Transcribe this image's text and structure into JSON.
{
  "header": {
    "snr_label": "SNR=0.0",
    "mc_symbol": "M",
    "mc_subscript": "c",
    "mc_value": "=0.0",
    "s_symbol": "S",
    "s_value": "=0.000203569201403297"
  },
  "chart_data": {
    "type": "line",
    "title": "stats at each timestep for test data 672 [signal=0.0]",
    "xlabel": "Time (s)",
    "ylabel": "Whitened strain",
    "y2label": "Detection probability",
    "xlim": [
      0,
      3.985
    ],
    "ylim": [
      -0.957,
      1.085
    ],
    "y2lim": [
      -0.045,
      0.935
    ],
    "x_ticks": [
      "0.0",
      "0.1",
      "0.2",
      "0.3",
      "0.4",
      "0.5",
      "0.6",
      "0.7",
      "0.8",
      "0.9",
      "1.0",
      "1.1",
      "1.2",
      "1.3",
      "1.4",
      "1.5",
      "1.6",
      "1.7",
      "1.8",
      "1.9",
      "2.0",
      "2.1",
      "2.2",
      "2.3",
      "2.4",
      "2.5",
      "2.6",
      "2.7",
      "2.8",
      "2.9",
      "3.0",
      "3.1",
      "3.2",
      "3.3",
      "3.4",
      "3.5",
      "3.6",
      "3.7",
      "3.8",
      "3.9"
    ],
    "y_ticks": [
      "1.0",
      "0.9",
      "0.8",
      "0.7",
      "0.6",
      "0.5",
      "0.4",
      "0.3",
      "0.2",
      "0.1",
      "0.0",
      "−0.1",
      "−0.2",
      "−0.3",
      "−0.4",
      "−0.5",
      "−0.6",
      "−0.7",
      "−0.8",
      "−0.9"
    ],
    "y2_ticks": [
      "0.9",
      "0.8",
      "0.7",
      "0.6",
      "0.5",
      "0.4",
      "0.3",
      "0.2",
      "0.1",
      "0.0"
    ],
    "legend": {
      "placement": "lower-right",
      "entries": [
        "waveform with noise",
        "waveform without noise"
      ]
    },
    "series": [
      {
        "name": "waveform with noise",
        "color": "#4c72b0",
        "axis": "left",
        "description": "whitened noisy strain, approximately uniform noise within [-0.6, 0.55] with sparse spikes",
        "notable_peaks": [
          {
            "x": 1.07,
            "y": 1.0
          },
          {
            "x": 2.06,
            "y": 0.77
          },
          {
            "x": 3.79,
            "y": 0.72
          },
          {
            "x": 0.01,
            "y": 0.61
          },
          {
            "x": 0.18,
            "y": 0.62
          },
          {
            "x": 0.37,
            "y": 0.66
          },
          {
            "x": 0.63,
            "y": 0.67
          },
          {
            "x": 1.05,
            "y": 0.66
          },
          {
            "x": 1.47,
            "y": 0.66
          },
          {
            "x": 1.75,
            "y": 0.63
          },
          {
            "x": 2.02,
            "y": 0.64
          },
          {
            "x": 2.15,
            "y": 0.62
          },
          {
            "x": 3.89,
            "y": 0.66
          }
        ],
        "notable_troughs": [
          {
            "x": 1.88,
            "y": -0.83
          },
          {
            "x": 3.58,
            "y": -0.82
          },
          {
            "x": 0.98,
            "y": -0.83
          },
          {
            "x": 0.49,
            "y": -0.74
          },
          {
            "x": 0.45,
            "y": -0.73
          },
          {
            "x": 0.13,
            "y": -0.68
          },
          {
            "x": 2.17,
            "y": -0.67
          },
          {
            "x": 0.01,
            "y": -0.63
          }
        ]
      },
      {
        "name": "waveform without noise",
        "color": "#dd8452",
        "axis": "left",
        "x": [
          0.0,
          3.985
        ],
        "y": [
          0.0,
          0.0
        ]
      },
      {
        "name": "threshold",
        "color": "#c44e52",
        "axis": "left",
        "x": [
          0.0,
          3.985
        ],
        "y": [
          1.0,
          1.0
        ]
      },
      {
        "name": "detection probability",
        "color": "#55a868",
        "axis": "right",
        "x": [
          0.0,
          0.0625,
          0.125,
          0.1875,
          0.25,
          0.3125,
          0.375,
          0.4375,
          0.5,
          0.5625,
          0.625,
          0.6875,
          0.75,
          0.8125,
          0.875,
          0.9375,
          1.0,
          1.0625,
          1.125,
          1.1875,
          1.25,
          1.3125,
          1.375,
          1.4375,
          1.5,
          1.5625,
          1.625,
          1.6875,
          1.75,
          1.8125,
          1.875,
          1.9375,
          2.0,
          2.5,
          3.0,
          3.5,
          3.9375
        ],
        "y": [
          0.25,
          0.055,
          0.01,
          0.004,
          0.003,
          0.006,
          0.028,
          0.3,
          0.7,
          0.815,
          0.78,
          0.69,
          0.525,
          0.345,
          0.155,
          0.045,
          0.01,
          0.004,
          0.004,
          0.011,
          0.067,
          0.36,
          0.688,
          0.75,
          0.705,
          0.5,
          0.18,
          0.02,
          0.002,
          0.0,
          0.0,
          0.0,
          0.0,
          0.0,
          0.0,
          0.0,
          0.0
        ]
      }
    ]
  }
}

_ _ _ _ _

> GIVEN EXERCISE
Restate the data above exactly, keeping each word as it stands.

> PROBLEM SOLUTION
Transcribe this image's text and structure into JSON.
{
  "header": {
    "snr_label": "SNR=0.0",
    "mc_symbol": "M",
    "mc_subscript": "c",
    "mc_value": "=0.0",
    "s_symbol": "S",
    "s_value": "=0.000203569201403297"
  },
  "chart_data": {
    "type": "line",
    "title": "stats at each timestep for test data 672 [signal=0.0]",
    "xlabel": "Time (s)",
    "ylabel": "Whitened strain",
    "y2label": "Detection probability",
    "xlim": [
      0,
      3.985
    ],
    "ylim": [
      -0.957,
      1.085
    ],
    "y2lim": [
      -0.045,
      0.935
    ],
    "x_ticks": [
      "0.0",
      "0.1",
      "0.2",
      "0.3",
      "0.4",
      "0.5",
      "0.6",
      "0.7",
      "0.8",
      "0.9",
      "1.0",
      "1.1",
      "1.2",
      "1.3",
      "1.4",
      "1.5",
      "1.6",
      "1.7",
      "1.8",
      "1.9",
      "2.0",
      "2.1",
      "2.2",
      "2.3",
      "2.4",
      "2.5",
      "2.6",
      "2.7",
      "2.8",
      "2.9",
      "3.0",
      "3.1",
      "3.2",
      "3.3",
      "3.4",
      "3.5",
      "3.6",
      "3.7",
      "3.8",
      "3.9"
    ],
    "y_ticks": [
      "1.0",
      "0.9",
      "0.8",
      "0.7",
      "0.6",
      "0.5",
      "0.4",
      "0.3",
      "0.2",
      "0.1",
      "0.0",
      "−0.1",
      "−0.2",
      "−0.3",
      "−0.4",
      "−0.5",
      "−0.6",
      "−0.7",
      "−0.8",
      "−0.9"
    ],
    "y2_ticks": [
      "0.9",
      "0.8",
      "0.7",
      "0.6",
      "0.5",
      "0.4",
      "0.3",
      "0.2",
      "0.1",
      "0.0"
    ],
    "legend": {
      "placement": "lower-right",
      "entries": [
        "waveform with noise",
        "waveform without noise"
      ]
    },
    "series": [
      {
        "name": "waveform with noise",
        "color": "#4c72b0",
        "axis": "left",
        "description": "whitened noisy strain, approximately uniform noise within [-0.6, 0.55] with sparse spikes",
        "notable_peaks": [
          {
            "x": 1.07,
            "y": 1.0
          },
          {
            "x": 2.06,
            "y": 0.77
          },
          {
            "x": 3.79,
            "y": 0.72
          },
          {
            "x": 0.01,
            "y": 0.61
          },
          {
            "x": 0.18,
            "y": 0.62
          },
          {
            "x": 0.37,
            "y": 0.66
          },
          {
            "x": 0.63,
            "y": 0.67
          },
          {
            "x": 1.05,
            "y": 0.66
          },
          {
            "x": 1.47,
            "y": 0.66
          },
          {
            "x": 1.75,
            "y": 0.63
          },
          {
            "x": 2.02,
            "y": 0.64
          },
          {
            "x": 2.15,
            "y": 0.62
          },
          {
            "x": 3.89,
            "y": 0.66
          }
        ],
        "notable_troughs": [
          {
            "x": 1.88,
            "y": -0.83
          },
          {
            "x": 3.58,
            "y": -0.82
          },
          {
            "x": 0.98,
            "y": -0.83
          },
          {
            "x": 0.49,
            "y": -0.74
          },
          {
            "x": 0.45,
            "y": -0.73
          },
          {
            "x": 0.13,
            "y": -0.68
          },
          {
            "x": 2.17,
            "y": -0.67
          },
          {
            "x": 0.01,
            "y": -0.63
          }
        ]
      },
      {
        "name": "waveform without noise",
        "color": "#dd8452",
        "axis": "left",
        "x": [
          0.0,
          3.985
        ],
        "y": [
          0.0,
          0.0
        ]
      },
      {
        "name": "threshold",
        "color": "#c44e52",
        "axis": "left",
        "x": [
          0.0,
          3.985
        ],
        "y": [
          1.0,
          1.0
        ]
      },
      {
        "name": "detection probability",
        "color": "#55a868",
        "axis": "right",
        "x": [
          0.0,
          0.0625,
          0.125,
          0.1875,
          0.25,
          0.3125,
          0.375,
          0.4375,
          0.5,
          0.5625,
          0.625,
          0.6875,
          0.75,
          0.8125,
          0.875,
          0.9375,
          1.0,
          1.0625,
          1.125,
          1.1875,
          1.25,
          1.3125,
          1.375,
          1.4375,
          1.5,
          1.5625,
          1.625,
          1.6875,
          1.75,
          1.8125,
          1.875,
          1.9375,
          2.0,
          2.5,
          3.0,
          3.5,
          3.9375
        ],
        "y": [
          0.25,
          0.055,
          0.01,
          0.004,
          0.003,
          0.006,
          0.028,
          0.3,
          0.7,
          0.815,
          0.78,
          0.69,
          0.525,
          0.345,
          0.155,
          0.045,
          0.01,
          0.004,
          0.004,
          0.011,
          0.067,
          0.36,
          0.688,
          0.75,
          0.705,
          0.5,
          0.18,
          0.02,
          0.002,
          0.0,
          0.0,
          0.0,
          0.0,
          0.0,
          0.0,
          0.0,
          0.0
        ]
      }
    ]
  }
}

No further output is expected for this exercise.